§ **Directive**: Give every line of the material again, exactly as written.

Excerpts from a figure dataset
[start]

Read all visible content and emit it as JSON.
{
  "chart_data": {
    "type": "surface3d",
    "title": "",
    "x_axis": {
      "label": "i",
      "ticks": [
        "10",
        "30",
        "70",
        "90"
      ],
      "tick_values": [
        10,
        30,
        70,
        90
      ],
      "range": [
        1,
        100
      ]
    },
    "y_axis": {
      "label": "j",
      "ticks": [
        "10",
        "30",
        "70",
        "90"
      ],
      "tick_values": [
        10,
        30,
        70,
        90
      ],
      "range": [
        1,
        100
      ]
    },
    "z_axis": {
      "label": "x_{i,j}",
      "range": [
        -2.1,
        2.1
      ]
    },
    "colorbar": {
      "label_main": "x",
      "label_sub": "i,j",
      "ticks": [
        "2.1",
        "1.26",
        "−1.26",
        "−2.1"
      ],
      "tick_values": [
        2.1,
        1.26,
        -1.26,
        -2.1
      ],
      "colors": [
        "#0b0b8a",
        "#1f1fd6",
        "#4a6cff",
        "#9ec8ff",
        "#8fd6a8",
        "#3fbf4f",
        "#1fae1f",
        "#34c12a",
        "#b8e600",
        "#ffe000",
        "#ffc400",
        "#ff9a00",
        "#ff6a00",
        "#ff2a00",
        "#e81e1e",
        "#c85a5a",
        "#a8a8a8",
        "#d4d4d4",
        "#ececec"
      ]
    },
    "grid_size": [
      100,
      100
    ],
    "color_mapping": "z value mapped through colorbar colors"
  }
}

[end]

§ **Full output**:
Read all visible content and emit it as JSON.
{
  "chart_data": {
    "type": "surface3d",
    "title": "",
    "x_axis": {
      "label": "i",
      "ticks": [
        "10",
        "30",
        "70",
        "90"
      ],
      "tick_values": [
        10,
        30,
        70,
        90
      ],
      "range": [
        1,
        100
      ]
    },
    "y_axis": {
      "label": "j",
      "ticks": [
        "10",
        "30",
        "70",
        "90"
      ],
      "tick_values": [
        10,
        30,
        70,
        90
      ],
      "range": [
        1,
        100
      ]
    },
    "z_axis": {
      "label": "x_{i,j}",
      "range": [
        -2.1,
        2.1
      ]
    },
    "colorbar": {
      "label_main": "x",
      "label_sub": "i,j",
      "ticks": [
        "2.1",
        "1.26",
        "−1.26",
        "−2.1"
      ],
      "tick_values": [
        2.1,
        1.26,
        -1.26,
        -2.1
      ],
      "colors": [
        "#0b0b8a",
        "#1f1fd6",
        "#4a6cff",
        "#9ec8ff",
        "#8fd6a8",
        "#3fbf4f",
        "#1fae1f",
        "#34c12a",
        "#b8e600",
        "#ffe000",
        "#ffc400",
        "#ff9a00",
        "#ff6a00",
        "#ff2a00",
        "#e81e1e",
        "#c85a5a",
        "#a8a8a8",
        "#d4d4d4",
        "#ececec"
      ]
    },
    "grid_size": [
      100,
      100
    ],
    "color_mapping": "z value mapped through colorbar colors"
  }
}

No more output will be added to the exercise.